# DIRECTIONS
Exact repetition of every entry is required.

::::::

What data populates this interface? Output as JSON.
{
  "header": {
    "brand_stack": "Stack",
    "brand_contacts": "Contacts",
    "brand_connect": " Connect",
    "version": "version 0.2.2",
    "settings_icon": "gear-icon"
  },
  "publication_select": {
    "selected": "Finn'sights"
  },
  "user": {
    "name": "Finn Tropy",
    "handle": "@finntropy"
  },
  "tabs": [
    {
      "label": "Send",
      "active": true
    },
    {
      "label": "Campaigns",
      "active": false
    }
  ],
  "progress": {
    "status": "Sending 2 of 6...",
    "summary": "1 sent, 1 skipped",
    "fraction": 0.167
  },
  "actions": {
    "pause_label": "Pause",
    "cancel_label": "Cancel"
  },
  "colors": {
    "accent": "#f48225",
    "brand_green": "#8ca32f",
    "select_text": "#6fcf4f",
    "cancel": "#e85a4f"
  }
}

::::::

# ANSWER TO THE TASK
What data populates this interface? Output as JSON.
{
  "header": {
    "brand_stack": "Stack",
    "brand_contacts": "Contacts",
    "brand_connect": " Connect",
    "version": "version 0.2.2",
    "settings_icon": "gear-icon"
  },
  "publication_select": {
    "selected": "Finn'sights"
  },
  "user": {
    "name": "Finn Tropy",
    "handle": "@finntropy"
  },
  "tabs": [
    {
      "label": "Send",
      "active": true
    },
    {
      "label": "Campaigns",
      "active": false
    }
  ],
  "progress": {
    "status": "Sending 2 of 6...",
    "summary": "1 sent, 1 skipped",
    "fraction": 0.167
  },
  "actions": {
    "pause_label": "Pause",
    "cancel_label": "Cancel"
  },
  "colors": {
    "accent": "#f48225",
    "brand_green": "#8ca32f",
    "select_text": "#6fcf4f",
    "cancel": "#e85a4f"
  }
}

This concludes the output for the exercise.